■ RECORD EXTRACTS ■
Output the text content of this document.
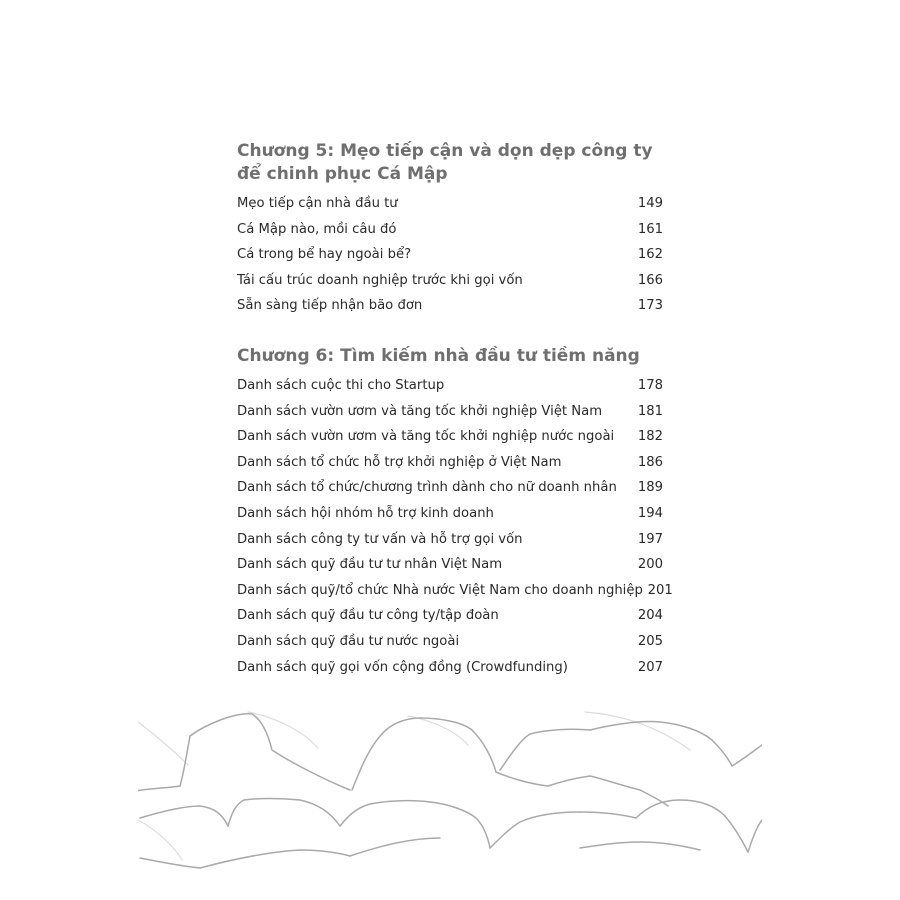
Chương 5: Mẹo tiếp cận và dọn dẹp công ty để chinh phục Cá Mập
Mẹo tiếp cận nhà đầu tư	149
Cá Mập nào, mồi câu đó	161
Cá trong bể hay ngoài bể?	162
Tái cấu trúc doanh nghiệp trước khi gọi vốn	166
Sẵn sàng tiếp nhận bão đơn	173
Chương 6: Tìm kiếm nhà đầu tư tiềm năng
Danh sách cuộc thi cho Startup	178
Danh sách vườn ươm và tăng tốc khởi nghiệp Việt Nam	181
Danh sách vườn ươm và tăng tốc khởi nghiệp nước ngoài	182
Danh sách tổ chức hỗ trợ khởi nghiệp ở Việt Nam	186
Danh sách tổ chức/chương trình dành cho nữ doanh nhân	189
Danh sách hội nhóm hỗ trợ kinh doanh	194
Danh sách công ty tư vấn và hỗ trợ gọi vốn	197
Danh sách quỹ đầu tư tư nhân Việt Nam	200
Danh sách quỹ/tổ chức Nhà nước Việt Nam cho doanh nghiệp 201
Danh sách quỹ đầu tư công ty/tập đoàn	204
Danh sách quỹ đầu tư nước ngoài	205
Danh sách quỹ gọi vốn cộng đồng (Crowdfunding)	207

■ WHAT THE TASK ASKS ■
Transcribe the whole listing exactly. Pictures are excluded.

■ FULL OUTPUT ■
Output the text content of this document.
Chương 5: Mẹo tiếp cận và dọn dẹp công ty để chinh phục Cá Mập
Mẹo tiếp cận nhà đầu tư	149
Cá Mập nào, mồi câu đó	161
Cá trong bể hay ngoài bể?	162
Tái cấu trúc doanh nghiệp trước khi gọi vốn	166
Sẵn sàng tiếp nhận bão đơn	173
Chương 6: Tìm kiếm nhà đầu tư tiềm năng
Danh sách cuộc thi cho Startup	178
Danh sách vườn ươm và tăng tốc khởi nghiệp Việt Nam	181
Danh sách vườn ươm và tăng tốc khởi nghiệp nước ngoài	182
Danh sách tổ chức hỗ trợ khởi nghiệp ở Việt Nam	186
Danh sách tổ chức/chương trình dành cho nữ doanh nhân	189
Danh sách hội nhóm hỗ trợ kinh doanh	194
Danh sách công ty tư vấn và hỗ trợ gọi vốn	197
Danh sách quỹ đầu tư tư nhân Việt Nam	200
Danh sách quỹ/tổ chức Nhà nước Việt Nam cho doanh nghiệp 201
Danh sách quỹ đầu tư công ty/tập đoàn	204
Danh sách quỹ đầu tư nước ngoài	205
Danh sách quỹ gọi vốn cộng đồng (Crowdfunding)	207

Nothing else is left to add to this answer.